Task to complete: Among the records that follow, count the lines with the string "деньги"; report only that count.

Stored records:
====================
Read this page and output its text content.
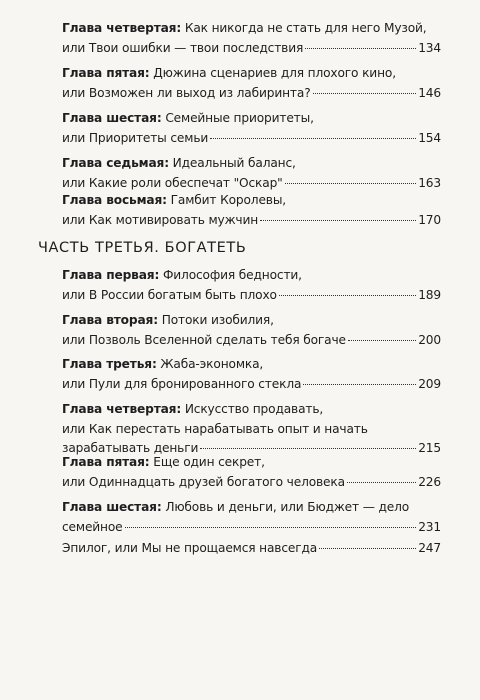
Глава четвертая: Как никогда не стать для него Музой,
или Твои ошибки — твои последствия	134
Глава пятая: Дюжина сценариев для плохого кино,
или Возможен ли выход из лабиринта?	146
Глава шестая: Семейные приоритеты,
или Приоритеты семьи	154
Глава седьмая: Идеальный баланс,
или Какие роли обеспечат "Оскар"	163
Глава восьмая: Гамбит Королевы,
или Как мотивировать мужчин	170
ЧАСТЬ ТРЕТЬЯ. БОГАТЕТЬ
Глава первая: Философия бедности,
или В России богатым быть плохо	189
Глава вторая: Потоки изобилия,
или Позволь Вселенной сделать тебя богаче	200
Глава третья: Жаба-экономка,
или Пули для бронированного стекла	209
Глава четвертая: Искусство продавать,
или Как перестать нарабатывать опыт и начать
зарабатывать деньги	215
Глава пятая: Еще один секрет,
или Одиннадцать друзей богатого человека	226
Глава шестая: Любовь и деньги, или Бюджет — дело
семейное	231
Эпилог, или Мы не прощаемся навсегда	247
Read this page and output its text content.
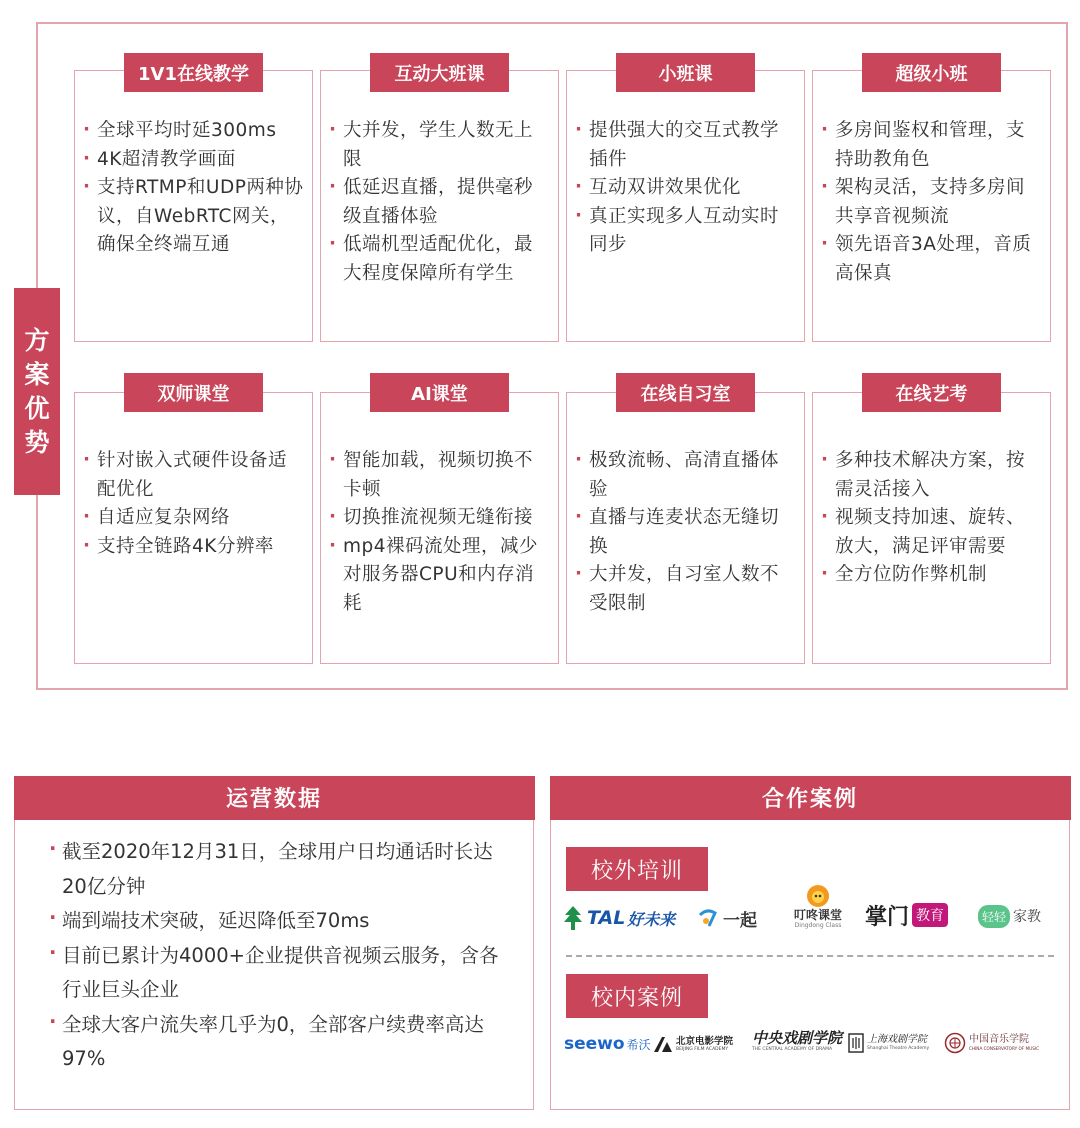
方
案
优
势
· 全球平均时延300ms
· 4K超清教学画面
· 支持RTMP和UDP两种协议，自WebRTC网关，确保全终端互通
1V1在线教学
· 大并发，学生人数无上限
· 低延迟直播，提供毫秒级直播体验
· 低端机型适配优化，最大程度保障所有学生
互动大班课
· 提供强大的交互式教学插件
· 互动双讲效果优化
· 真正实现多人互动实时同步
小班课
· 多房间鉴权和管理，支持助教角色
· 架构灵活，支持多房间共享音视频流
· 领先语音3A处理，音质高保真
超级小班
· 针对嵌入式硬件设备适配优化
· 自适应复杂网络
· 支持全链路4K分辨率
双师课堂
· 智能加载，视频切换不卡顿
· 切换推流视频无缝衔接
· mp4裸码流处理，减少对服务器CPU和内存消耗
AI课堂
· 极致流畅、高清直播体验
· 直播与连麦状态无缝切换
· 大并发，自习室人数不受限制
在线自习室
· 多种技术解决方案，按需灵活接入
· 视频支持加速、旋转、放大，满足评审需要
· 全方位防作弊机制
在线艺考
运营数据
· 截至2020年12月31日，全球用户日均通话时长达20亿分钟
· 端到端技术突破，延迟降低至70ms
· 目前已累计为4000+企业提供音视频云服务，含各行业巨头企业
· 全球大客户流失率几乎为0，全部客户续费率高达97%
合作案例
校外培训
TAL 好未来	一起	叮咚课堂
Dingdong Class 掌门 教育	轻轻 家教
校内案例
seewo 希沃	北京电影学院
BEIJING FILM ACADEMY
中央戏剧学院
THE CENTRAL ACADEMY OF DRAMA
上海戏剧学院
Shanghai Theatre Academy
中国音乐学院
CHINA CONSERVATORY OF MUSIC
====================
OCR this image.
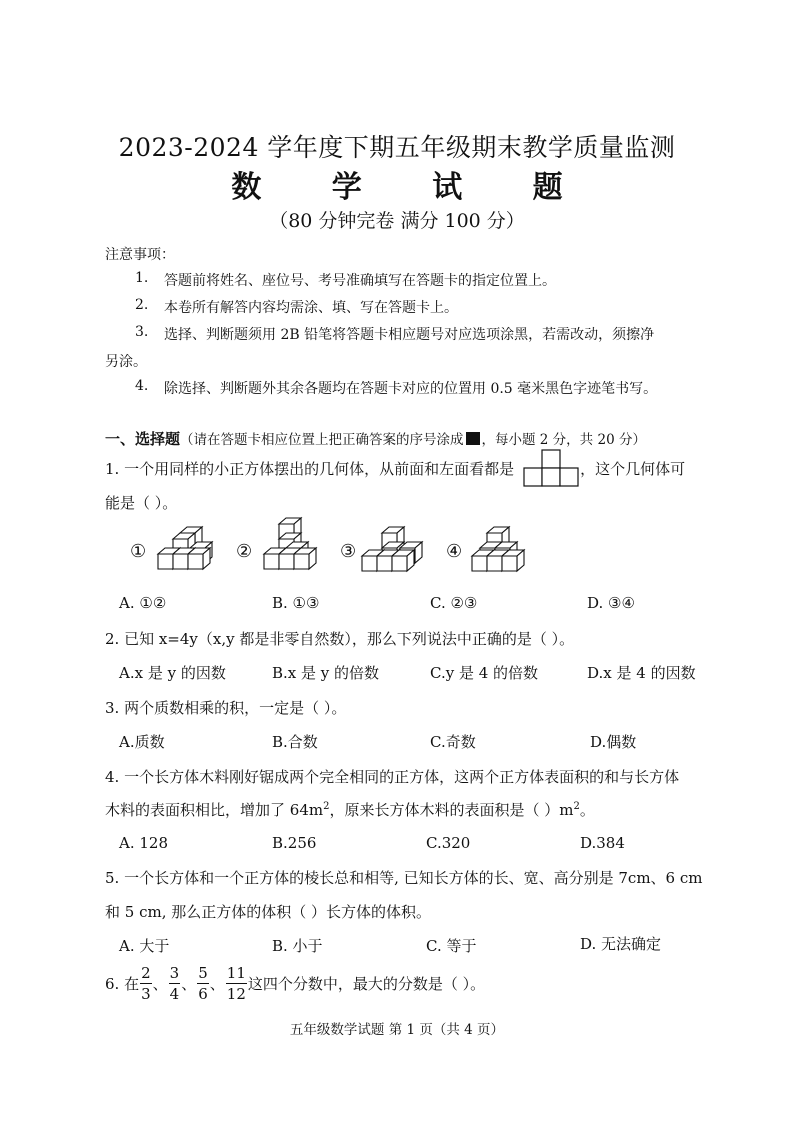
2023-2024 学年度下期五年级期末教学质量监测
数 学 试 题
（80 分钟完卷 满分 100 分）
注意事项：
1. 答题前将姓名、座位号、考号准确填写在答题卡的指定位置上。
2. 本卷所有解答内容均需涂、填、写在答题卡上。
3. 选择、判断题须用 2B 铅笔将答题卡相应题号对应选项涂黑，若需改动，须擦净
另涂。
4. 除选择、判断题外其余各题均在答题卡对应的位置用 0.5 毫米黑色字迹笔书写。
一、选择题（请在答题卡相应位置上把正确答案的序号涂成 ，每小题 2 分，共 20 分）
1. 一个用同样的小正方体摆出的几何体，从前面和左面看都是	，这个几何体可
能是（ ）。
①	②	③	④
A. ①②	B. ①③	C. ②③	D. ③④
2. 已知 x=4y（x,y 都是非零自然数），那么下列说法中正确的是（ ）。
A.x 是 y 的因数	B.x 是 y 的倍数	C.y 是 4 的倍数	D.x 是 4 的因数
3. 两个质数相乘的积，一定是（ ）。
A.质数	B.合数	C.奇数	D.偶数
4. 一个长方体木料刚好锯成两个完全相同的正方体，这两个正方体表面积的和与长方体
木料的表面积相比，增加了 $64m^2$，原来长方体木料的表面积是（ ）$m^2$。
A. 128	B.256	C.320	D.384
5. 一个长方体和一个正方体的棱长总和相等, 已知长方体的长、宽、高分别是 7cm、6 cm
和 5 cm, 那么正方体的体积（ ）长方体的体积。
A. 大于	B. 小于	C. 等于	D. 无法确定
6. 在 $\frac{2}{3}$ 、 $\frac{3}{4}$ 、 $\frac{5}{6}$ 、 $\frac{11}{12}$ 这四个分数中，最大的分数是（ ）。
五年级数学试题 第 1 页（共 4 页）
====================
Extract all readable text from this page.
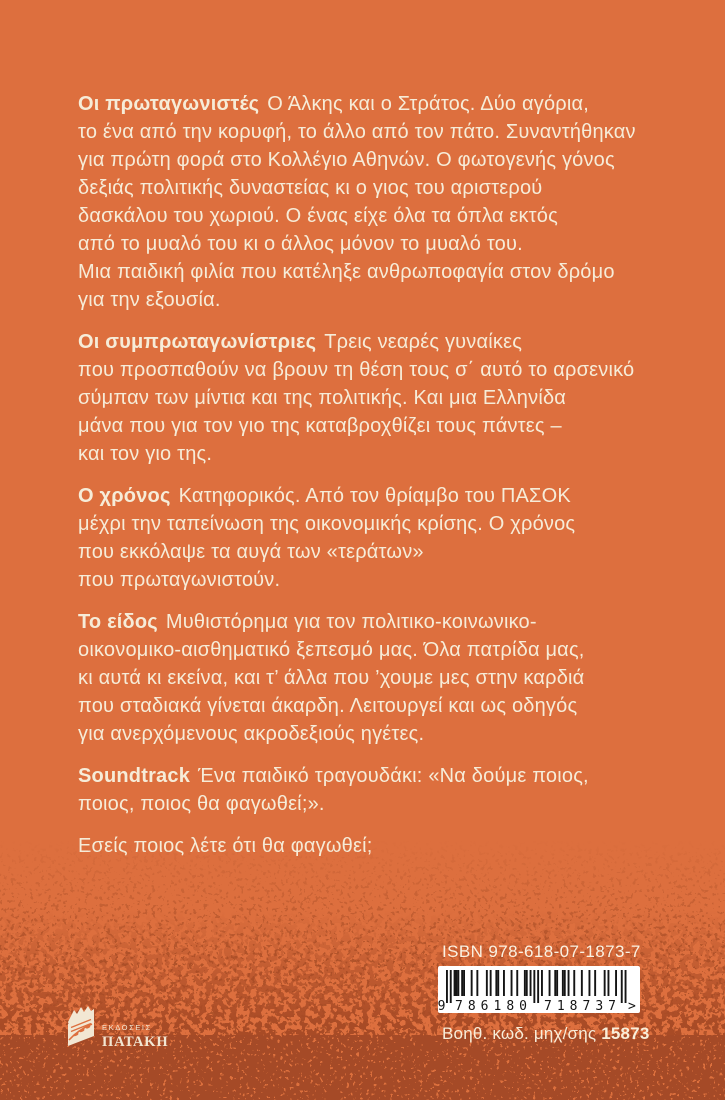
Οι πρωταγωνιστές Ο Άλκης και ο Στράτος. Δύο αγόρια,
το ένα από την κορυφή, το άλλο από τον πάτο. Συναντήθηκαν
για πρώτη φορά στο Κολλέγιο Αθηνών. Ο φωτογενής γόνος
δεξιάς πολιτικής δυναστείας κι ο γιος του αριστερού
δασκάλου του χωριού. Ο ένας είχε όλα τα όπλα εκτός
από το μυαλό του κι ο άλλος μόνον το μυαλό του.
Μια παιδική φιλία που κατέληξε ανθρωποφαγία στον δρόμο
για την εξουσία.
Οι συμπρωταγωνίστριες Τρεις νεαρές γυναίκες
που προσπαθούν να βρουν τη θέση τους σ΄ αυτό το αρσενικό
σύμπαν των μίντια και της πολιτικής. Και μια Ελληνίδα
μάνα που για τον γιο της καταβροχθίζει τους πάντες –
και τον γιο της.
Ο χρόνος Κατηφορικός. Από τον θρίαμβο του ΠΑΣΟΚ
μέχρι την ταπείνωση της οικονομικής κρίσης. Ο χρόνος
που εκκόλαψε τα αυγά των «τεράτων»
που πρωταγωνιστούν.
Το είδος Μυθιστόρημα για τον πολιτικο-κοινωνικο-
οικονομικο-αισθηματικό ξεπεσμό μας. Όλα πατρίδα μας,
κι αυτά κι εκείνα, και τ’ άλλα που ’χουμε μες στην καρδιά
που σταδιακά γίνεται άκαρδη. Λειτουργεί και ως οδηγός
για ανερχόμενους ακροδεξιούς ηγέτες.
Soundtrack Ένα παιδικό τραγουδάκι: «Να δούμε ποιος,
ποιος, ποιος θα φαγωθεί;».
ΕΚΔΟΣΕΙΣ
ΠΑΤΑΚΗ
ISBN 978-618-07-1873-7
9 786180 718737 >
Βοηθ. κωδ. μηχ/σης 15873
====================
Full output: 2